*** Dataset rows ***
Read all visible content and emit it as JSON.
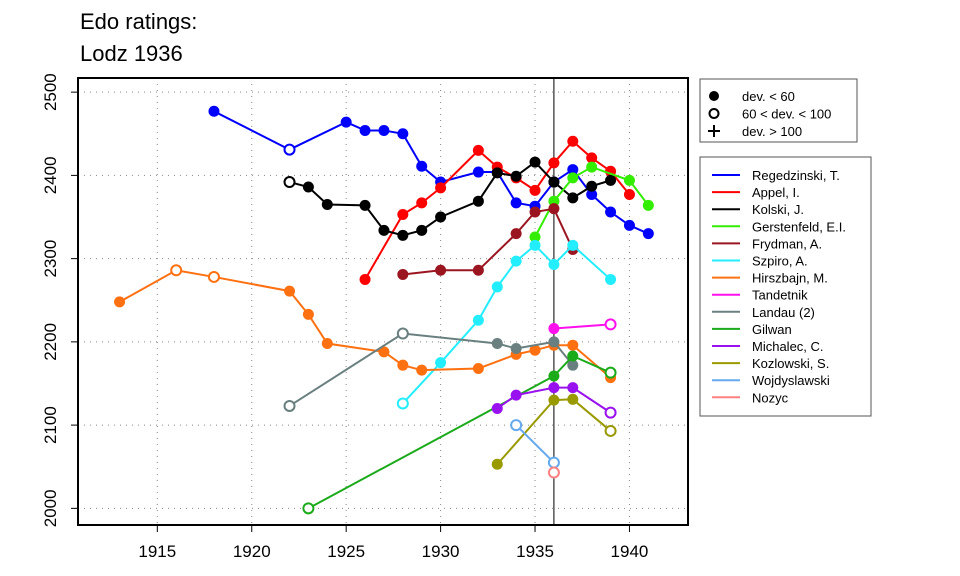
{
  "chart_data": {
    "type": "line",
    "title": [
      "Edo ratings:",
      "Lodz 1936"
    ],
    "xlabel": "",
    "ylabel": "",
    "xlim": [
      1910.8,
      1943.1
    ],
    "ylim": [
      1980,
      2517
    ],
    "xticks": [
      1915,
      1920,
      1925,
      1930,
      1935,
      1940
    ],
    "yticks": [
      2000,
      2100,
      2200,
      2300,
      2400,
      2500
    ],
    "grid": true,
    "reference_line_x": 1936,
    "marker_legend": [
      {
        "symbol": "filled",
        "label": "dev. < 60"
      },
      {
        "symbol": "open",
        "label": "60 < dev. < 100"
      },
      {
        "symbol": "plus",
        "label": "dev. > 100"
      }
    ],
    "legend_placement": "right",
    "series": [
      {
        "name": "Regedzinski, T.",
        "color": "#0000ff",
        "points": [
          [
            1918,
            2477,
            "f"
          ],
          [
            1922,
            2431,
            "o"
          ],
          [
            1925,
            2464,
            "f"
          ],
          [
            1926,
            2454,
            "f"
          ],
          [
            1927,
            2454,
            "f"
          ],
          [
            1928,
            2450,
            "f"
          ],
          [
            1929,
            2411,
            "f"
          ],
          [
            1930,
            2392,
            "f"
          ],
          [
            1932,
            2404,
            "f"
          ],
          [
            1933,
            2404,
            "f"
          ],
          [
            1934,
            2367,
            "f"
          ],
          [
            1935,
            2363,
            "f"
          ],
          [
            1936,
            2392,
            "f"
          ],
          [
            1937,
            2407,
            "f"
          ],
          [
            1938,
            2377,
            "f"
          ],
          [
            1939,
            2356,
            "f"
          ],
          [
            1940,
            2340,
            "f"
          ],
          [
            1941,
            2330,
            "f"
          ]
        ]
      },
      {
        "name": "Appel, I.",
        "color": "#ff0000",
        "points": [
          [
            1926,
            2275,
            "f"
          ],
          [
            1928,
            2353,
            "f"
          ],
          [
            1929,
            2367,
            "f"
          ],
          [
            1930,
            2385,
            "f"
          ],
          [
            1932,
            2430,
            "f"
          ],
          [
            1933,
            2410,
            "f"
          ],
          [
            1934,
            2397,
            "f"
          ],
          [
            1935,
            2382,
            "f"
          ],
          [
            1936,
            2415,
            "f"
          ],
          [
            1937,
            2441,
            "f"
          ],
          [
            1938,
            2421,
            "f"
          ],
          [
            1939,
            2405,
            "f"
          ],
          [
            1940,
            2377,
            "f"
          ]
        ]
      },
      {
        "name": "Kolski, J.",
        "color": "#000000",
        "points": [
          [
            1922,
            2392,
            "o"
          ],
          [
            1923,
            2386,
            "f"
          ],
          [
            1924,
            2365,
            "f"
          ],
          [
            1926,
            2364,
            "f"
          ],
          [
            1927,
            2334,
            "f"
          ],
          [
            1928,
            2328,
            "f"
          ],
          [
            1929,
            2334,
            "f"
          ],
          [
            1930,
            2350,
            "f"
          ],
          [
            1932,
            2369,
            "f"
          ],
          [
            1933,
            2403,
            "f"
          ],
          [
            1934,
            2399,
            "f"
          ],
          [
            1935,
            2416,
            "f"
          ],
          [
            1936,
            2392,
            "f"
          ],
          [
            1937,
            2373,
            "f"
          ],
          [
            1938,
            2387,
            "f"
          ],
          [
            1939,
            2394,
            "f"
          ]
        ]
      },
      {
        "name": "Gerstenfeld, E.I.",
        "color": "#33ee00",
        "points": [
          [
            1935,
            2326,
            "f"
          ],
          [
            1936,
            2369,
            "f"
          ],
          [
            1937,
            2397,
            "f"
          ],
          [
            1938,
            2410,
            "f"
          ],
          [
            1940,
            2394,
            "f"
          ],
          [
            1941,
            2364,
            "f"
          ]
        ]
      },
      {
        "name": "Frydman, A.",
        "color": "#9b1520",
        "points": [
          [
            1928,
            2281,
            "f"
          ],
          [
            1930,
            2286,
            "f"
          ],
          [
            1932,
            2286,
            "f"
          ],
          [
            1934,
            2330,
            "f"
          ],
          [
            1935,
            2356,
            "f"
          ],
          [
            1936,
            2360,
            "f"
          ],
          [
            1937,
            2311,
            "f"
          ]
        ]
      },
      {
        "name": "Szpiro, A.",
        "color": "#22eeff",
        "points": [
          [
            1928,
            2126,
            "o"
          ],
          [
            1930,
            2175,
            "f"
          ],
          [
            1932,
            2226,
            "f"
          ],
          [
            1933,
            2266,
            "f"
          ],
          [
            1934,
            2297,
            "f"
          ],
          [
            1935,
            2316,
            "f"
          ],
          [
            1936,
            2293,
            "f"
          ],
          [
            1937,
            2316,
            "f"
          ],
          [
            1939,
            2275,
            "f"
          ]
        ]
      },
      {
        "name": "Hirszbajn, M.",
        "color": "#ff7010",
        "points": [
          [
            1913,
            2248,
            "f"
          ],
          [
            1916,
            2286,
            "o"
          ],
          [
            1918,
            2278,
            "o"
          ],
          [
            1922,
            2261,
            "f"
          ],
          [
            1923,
            2233,
            "f"
          ],
          [
            1924,
            2198,
            "f"
          ],
          [
            1927,
            2188,
            "f"
          ],
          [
            1928,
            2172,
            "f"
          ],
          [
            1929,
            2166,
            "f"
          ],
          [
            1932,
            2168,
            "f"
          ],
          [
            1934,
            2185,
            "f"
          ],
          [
            1935,
            2190,
            "f"
          ],
          [
            1936,
            2196,
            "f"
          ],
          [
            1937,
            2196,
            "f"
          ],
          [
            1939,
            2157,
            "f"
          ]
        ]
      },
      {
        "name": "Tandetnik",
        "color": "#ff11ee",
        "points": [
          [
            1936,
            2216,
            "f"
          ],
          [
            1939,
            2221,
            "o"
          ]
        ]
      },
      {
        "name": "Landau (2)",
        "color": "#6a8080",
        "points": [
          [
            1922,
            2123,
            "o"
          ],
          [
            1928,
            2210,
            "o"
          ],
          [
            1933,
            2198,
            "f"
          ],
          [
            1934,
            2192,
            "f"
          ],
          [
            1936,
            2200,
            "f"
          ],
          [
            1937,
            2172,
            "f"
          ]
        ]
      },
      {
        "name": "Gilwan",
        "color": "#1aaa1a",
        "points": [
          [
            1923,
            2000,
            "o"
          ],
          [
            1936,
            2159,
            "f"
          ],
          [
            1937,
            2183,
            "f"
          ],
          [
            1939,
            2163,
            "o"
          ]
        ]
      },
      {
        "name": "Michalec, C.",
        "color": "#9911ee",
        "points": [
          [
            1933,
            2120,
            "f"
          ],
          [
            1934,
            2136,
            "f"
          ],
          [
            1936,
            2145,
            "f"
          ],
          [
            1937,
            2145,
            "f"
          ],
          [
            1939,
            2115,
            "o"
          ]
        ]
      },
      {
        "name": "Kozlowski, S.",
        "color": "#999900",
        "points": [
          [
            1933,
            2053,
            "f"
          ],
          [
            1936,
            2130,
            "f"
          ],
          [
            1937,
            2131,
            "f"
          ],
          [
            1939,
            2093,
            "o"
          ]
        ]
      },
      {
        "name": "Wojdyslawski",
        "color": "#66aaee",
        "points": [
          [
            1934,
            2100,
            "o"
          ],
          [
            1936,
            2055,
            "o"
          ]
        ]
      },
      {
        "name": "Nozyc",
        "color": "#ff8080",
        "points": [
          [
            1936,
            2043,
            "o"
          ]
        ]
      }
    ]
  }
}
***
**What is being asked:** Scan the listing above for the word "symbol" and copy every line that holds it.

**Task result:**
        "symbol": "filled",
        "symbol": "open",
        "symbol": "plus",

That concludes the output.